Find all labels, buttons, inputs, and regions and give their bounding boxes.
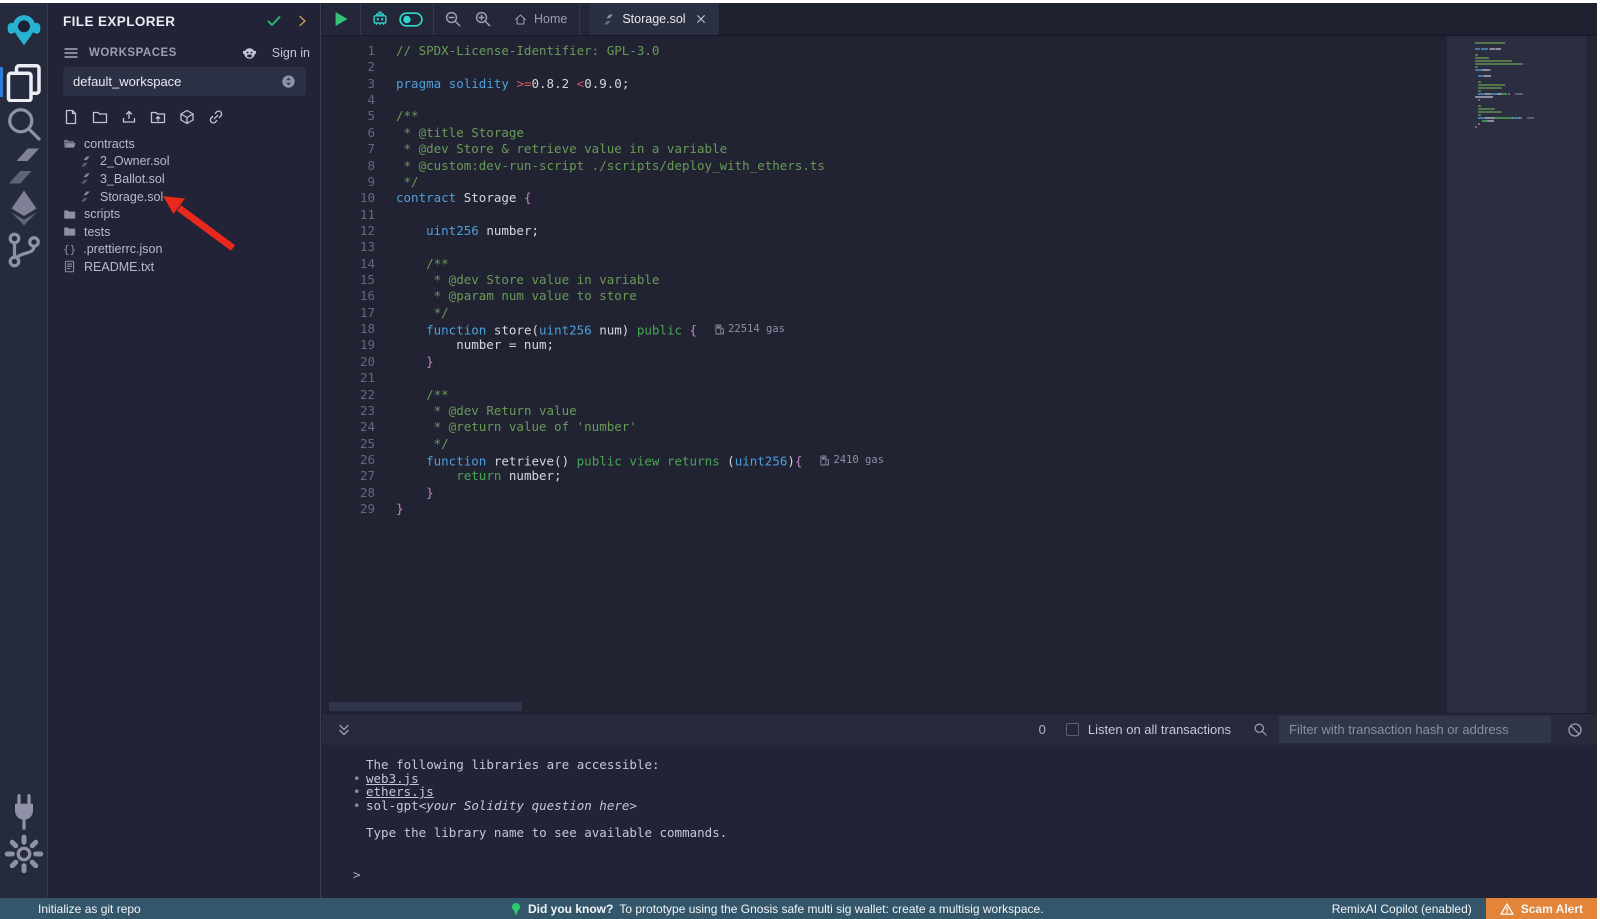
remix-logo[interactable] bbox=[4, 8, 44, 50]
file-tree-item-contracts[interactable]: contracts bbox=[49, 135, 320, 153]
listen-all-checkbox[interactable] bbox=[1066, 723, 1079, 736]
terminal-line: •ethers.js bbox=[322, 785, 1597, 799]
listen-all-label: Listen on all transactions bbox=[1088, 722, 1231, 737]
folder-open-icon bbox=[63, 137, 76, 150]
search-icon bbox=[1253, 722, 1268, 737]
upload-folder-icon[interactable] bbox=[150, 109, 166, 125]
did-you-know-tip: Did you know? To prototype using the Gno… bbox=[510, 902, 1044, 916]
remix-ide-window: FILE EXPLORER WORKSPACES Sign in default… bbox=[0, 3, 1597, 919]
rail-item-deploy-run[interactable] bbox=[0, 188, 48, 228]
chevron-right-icon[interactable] bbox=[294, 13, 310, 29]
scrollbar-track[interactable] bbox=[1586, 36, 1597, 713]
ai-copilot-icon[interactable] bbox=[371, 10, 389, 28]
zoom-in-icon[interactable] bbox=[474, 10, 492, 28]
doc-icon bbox=[63, 260, 76, 273]
rail-item-settings[interactable] bbox=[0, 834, 48, 874]
new-file-icon[interactable] bbox=[63, 109, 79, 125]
solidity-file-icon bbox=[602, 13, 615, 26]
minimap-region[interactable] bbox=[1447, 36, 1587, 713]
editor-nav: Home Storage.sol bbox=[322, 3, 1597, 36]
file-tree-item-2_owner.sol[interactable]: 2_Owner.sol bbox=[49, 153, 320, 171]
folder-icon bbox=[63, 225, 76, 238]
icon-rail bbox=[0, 3, 48, 898]
zoom-out-icon[interactable] bbox=[444, 10, 462, 28]
workspaces-label: WORKSPACES bbox=[89, 47, 177, 59]
file-tree-item-readme.txt[interactable]: README.txt bbox=[49, 258, 320, 276]
lightbulb-icon bbox=[510, 902, 522, 916]
sol-icon bbox=[79, 155, 92, 168]
scam-alert-button[interactable]: Scam Alert bbox=[1486, 898, 1597, 919]
close-tab-icon[interactable] bbox=[695, 13, 707, 25]
main-area: Home Storage.sol 12345678910111213141516… bbox=[322, 3, 1597, 898]
terminal-prompt[interactable]: > bbox=[353, 867, 361, 882]
terminal-line bbox=[322, 812, 1597, 826]
link-icon[interactable] bbox=[208, 109, 224, 125]
file-tree-item-3_ballot.sol[interactable]: 3_Ballot.sol bbox=[49, 170, 320, 188]
line-numbers: 1234567891011121314151617181920212223242… bbox=[322, 43, 396, 517]
terminal-line: •sol-gpt <your Solidity question here> bbox=[322, 799, 1597, 813]
panel-title: FILE EXPLORER bbox=[63, 14, 175, 29]
copilot-toggle[interactable] bbox=[399, 10, 423, 28]
horizontal-scrollbar[interactable] bbox=[329, 702, 522, 711]
rail-item-file-explorer[interactable] bbox=[0, 62, 48, 102]
copilot-status[interactable]: RemixAI Copilot (enabled) bbox=[1332, 902, 1472, 916]
check-icon[interactable] bbox=[266, 13, 282, 29]
code-lines: // SPDX-License-Identifier: GPL-3.0 prag… bbox=[396, 43, 884, 517]
expand-terminal-icon[interactable] bbox=[336, 722, 352, 738]
gas-estimate-badge: 2410 gas bbox=[820, 452, 884, 468]
terminal-line: •web3.js bbox=[322, 772, 1597, 786]
transaction-count: 0 bbox=[1039, 722, 1046, 737]
sol-icon bbox=[79, 172, 92, 185]
cube-icon[interactable] bbox=[179, 109, 195, 125]
hamburger-icon[interactable] bbox=[63, 45, 79, 61]
file-tree: contracts2_Owner.sol3_Ballot.solStorage.… bbox=[49, 135, 320, 276]
folder-icon bbox=[63, 208, 76, 221]
gas-estimate-badge: 22514 gas bbox=[715, 321, 785, 337]
file-tree-item-.prettierrc.json[interactable]: {}.prettierrc.json bbox=[49, 241, 320, 259]
rail-item-search[interactable] bbox=[0, 104, 48, 144]
code-editor[interactable]: 1234567891011121314151617181920212223242… bbox=[322, 36, 1597, 713]
warning-icon bbox=[1500, 902, 1514, 916]
rail-item-plugin-manager[interactable] bbox=[0, 792, 48, 832]
fuel-icon bbox=[820, 455, 829, 466]
git-init-button[interactable]: Initialize as git repo bbox=[0, 902, 141, 916]
file-explorer-panel: FILE EXPLORER WORKSPACES Sign in default… bbox=[49, 3, 321, 898]
file-tree-item-tests[interactable]: tests bbox=[49, 223, 320, 241]
clear-console-icon[interactable] bbox=[1567, 722, 1583, 738]
new-folder-icon[interactable] bbox=[92, 109, 108, 125]
rail-item-git[interactable] bbox=[0, 230, 48, 270]
terminal-header: 0 Listen on all transactions bbox=[322, 713, 1597, 745]
rail-item-solidity-compiler[interactable] bbox=[0, 146, 48, 186]
filter-input[interactable] bbox=[1279, 716, 1551, 743]
fuel-icon bbox=[715, 324, 724, 335]
workspace-select[interactable]: default_workspace bbox=[63, 67, 306, 96]
sol-icon bbox=[79, 190, 92, 203]
tab-storage-sol[interactable]: Storage.sol bbox=[590, 3, 718, 35]
file-tree-item-storage.sol[interactable]: Storage.sol bbox=[49, 188, 320, 206]
github-icon bbox=[242, 46, 257, 61]
file-tree-item-scripts[interactable]: scripts bbox=[49, 205, 320, 223]
updown-icon bbox=[281, 74, 296, 89]
terminal[interactable]: The following libraries are accessible:•… bbox=[322, 745, 1597, 898]
braces-icon: {} bbox=[63, 243, 76, 256]
terminal-line: Type the library name to see available c… bbox=[322, 826, 1597, 840]
home-icon bbox=[514, 13, 527, 26]
workspace-name: default_workspace bbox=[73, 74, 181, 89]
explorer-toolbar bbox=[63, 109, 224, 125]
upload-file-icon[interactable] bbox=[121, 109, 137, 125]
run-script-button[interactable] bbox=[332, 10, 350, 28]
tab-home[interactable]: Home bbox=[502, 3, 580, 35]
signin-button[interactable]: Sign in bbox=[242, 46, 310, 61]
terminal-line: The following libraries are accessible: bbox=[322, 758, 1597, 772]
status-bar: Initialize as git repo Did you know? To … bbox=[0, 898, 1597, 919]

============================================================

▶ _EXERCISE GOAL_
Rewrite all of the data above, substituting "console-line" for every occurrence of "terminal-line" and leaving everything else unchanged. Leave the pictures out of your answer.

▶ _THE OUTPUT_
Find all labels, buttons, inputs, and regions and give their bounding boxes.
remix-logo[interactable] bbox=[4, 8, 44, 50]
file-tree-item-contracts[interactable]: contracts bbox=[49, 135, 320, 153]
listen-all-checkbox[interactable] bbox=[1066, 723, 1079, 736]
console-line: •ethers.js bbox=[322, 785, 1597, 799]
listen-all-label: Listen on all transactions bbox=[1088, 722, 1231, 737]
folder-open-icon bbox=[63, 137, 76, 150]
search-icon bbox=[1253, 722, 1268, 737]
upload-folder-icon[interactable] bbox=[150, 109, 166, 125]
did-you-know-tip: Did you know? To prototype using the Gno… bbox=[510, 902, 1044, 916]
remix-ide-window: FILE EXPLORER WORKSPACES Sign in default… bbox=[0, 3, 1597, 919]
rail-item-deploy-run[interactable] bbox=[0, 188, 48, 228]
chevron-right-icon[interactable] bbox=[294, 13, 310, 29]
scrollbar-track[interactable] bbox=[1586, 36, 1597, 713]
ai-copilot-icon[interactable] bbox=[371, 10, 389, 28]
zoom-in-icon[interactable] bbox=[474, 10, 492, 28]
doc-icon bbox=[63, 260, 76, 273]
rail-item-settings[interactable] bbox=[0, 834, 48, 874]
new-file-icon[interactable] bbox=[63, 109, 79, 125]
solidity-file-icon bbox=[602, 13, 615, 26]
minimap-region[interactable] bbox=[1447, 36, 1587, 713]
editor-nav: Home Storage.sol bbox=[322, 3, 1597, 36]
file-tree-item-2_owner.sol[interactable]: 2_Owner.sol bbox=[49, 153, 320, 171]
folder-icon bbox=[63, 225, 76, 238]
icon-rail bbox=[0, 3, 48, 898]
zoom-out-icon[interactable] bbox=[444, 10, 462, 28]
workspaces-label: WORKSPACES bbox=[89, 47, 177, 59]
file-tree-item-readme.txt[interactable]: README.txt bbox=[49, 258, 320, 276]
lightbulb-icon bbox=[510, 902, 522, 916]
sol-icon bbox=[79, 155, 92, 168]
scam-alert-button[interactable]: Scam Alert bbox=[1486, 898, 1597, 919]
close-tab-icon[interactable] bbox=[695, 13, 707, 25]
main-area: Home Storage.sol 12345678910111213141516… bbox=[322, 3, 1597, 898]
terminal-prompt[interactable]: > bbox=[353, 867, 361, 882]
console-line bbox=[322, 812, 1597, 826]
link-icon[interactable] bbox=[208, 109, 224, 125]
file-tree-item-3_ballot.sol[interactable]: 3_Ballot.sol bbox=[49, 170, 320, 188]
line-numbers: 1234567891011121314151617181920212223242… bbox=[322, 43, 396, 517]
console-line: •sol-gpt <your Solidity question here> bbox=[322, 799, 1597, 813]
panel-title: FILE EXPLORER bbox=[63, 14, 175, 29]
copilot-toggle[interactable] bbox=[399, 10, 423, 28]
horizontal-scrollbar[interactable] bbox=[329, 702, 522, 711]
rail-item-file-explorer[interactable] bbox=[0, 62, 48, 102]
copilot-status[interactable]: RemixAI Copilot (enabled) bbox=[1332, 902, 1472, 916]
check-icon[interactable] bbox=[266, 13, 282, 29]
code-lines: // SPDX-License-Identifier: GPL-3.0 prag… bbox=[396, 43, 884, 517]
expand-terminal-icon[interactable] bbox=[336, 722, 352, 738]
gas-estimate-badge: 2410 gas bbox=[820, 452, 884, 468]
console-line: •web3.js bbox=[322, 772, 1597, 786]
transaction-count: 0 bbox=[1039, 722, 1046, 737]
sol-icon bbox=[79, 172, 92, 185]
cube-icon[interactable] bbox=[179, 109, 195, 125]
hamburger-icon[interactable] bbox=[63, 45, 79, 61]
file-tree: contracts2_Owner.sol3_Ballot.solStorage.… bbox=[49, 135, 320, 276]
folder-icon bbox=[63, 208, 76, 221]
gas-estimate-badge: 22514 gas bbox=[715, 321, 785, 337]
file-tree-item-.prettierrc.json[interactable]: {}.prettierrc.json bbox=[49, 241, 320, 259]
rail-item-search[interactable] bbox=[0, 104, 48, 144]
code-editor[interactable]: 1234567891011121314151617181920212223242… bbox=[322, 36, 1597, 713]
warning-icon bbox=[1500, 902, 1514, 916]
rail-item-plugin-manager[interactable] bbox=[0, 792, 48, 832]
fuel-icon bbox=[820, 455, 829, 466]
git-init-button[interactable]: Initialize as git repo bbox=[0, 902, 141, 916]
file-explorer-panel: FILE EXPLORER WORKSPACES Sign in default… bbox=[49, 3, 321, 898]
file-tree-item-tests[interactable]: tests bbox=[49, 223, 320, 241]
clear-console-icon[interactable] bbox=[1567, 722, 1583, 738]
new-folder-icon[interactable] bbox=[92, 109, 108, 125]
rail-item-git[interactable] bbox=[0, 230, 48, 270]
terminal-header: 0 Listen on all transactions bbox=[322, 713, 1597, 745]
rail-item-solidity-compiler[interactable] bbox=[0, 146, 48, 186]
filter-input[interactable] bbox=[1279, 716, 1551, 743]
fuel-icon bbox=[715, 324, 724, 335]
workspace-select[interactable]: default_workspace bbox=[63, 67, 306, 96]
sol-icon bbox=[79, 190, 92, 203]
tab-storage-sol[interactable]: Storage.sol bbox=[590, 3, 718, 35]
file-tree-item-storage.sol[interactable]: Storage.sol bbox=[49, 188, 320, 206]
github-icon bbox=[242, 46, 257, 61]
file-tree-item-scripts[interactable]: scripts bbox=[49, 205, 320, 223]
updown-icon bbox=[281, 74, 296, 89]
terminal[interactable]: The following libraries are accessible:•… bbox=[322, 745, 1597, 898]
braces-icon: {} bbox=[63, 243, 76, 256]
console-line: Type the library name to see available c… bbox=[322, 826, 1597, 840]
home-icon bbox=[514, 13, 527, 26]
workspace-name: default_workspace bbox=[73, 74, 181, 89]
explorer-toolbar bbox=[63, 109, 224, 125]
upload-file-icon[interactable] bbox=[121, 109, 137, 125]
run-script-button[interactable] bbox=[332, 10, 350, 28]
tab-home[interactable]: Home bbox=[502, 3, 580, 35]
signin-button[interactable]: Sign in bbox=[242, 46, 310, 61]
console-line: The following libraries are accessible: bbox=[322, 758, 1597, 772]
status-bar: Initialize as git repo Did you know? To … bbox=[0, 898, 1597, 919]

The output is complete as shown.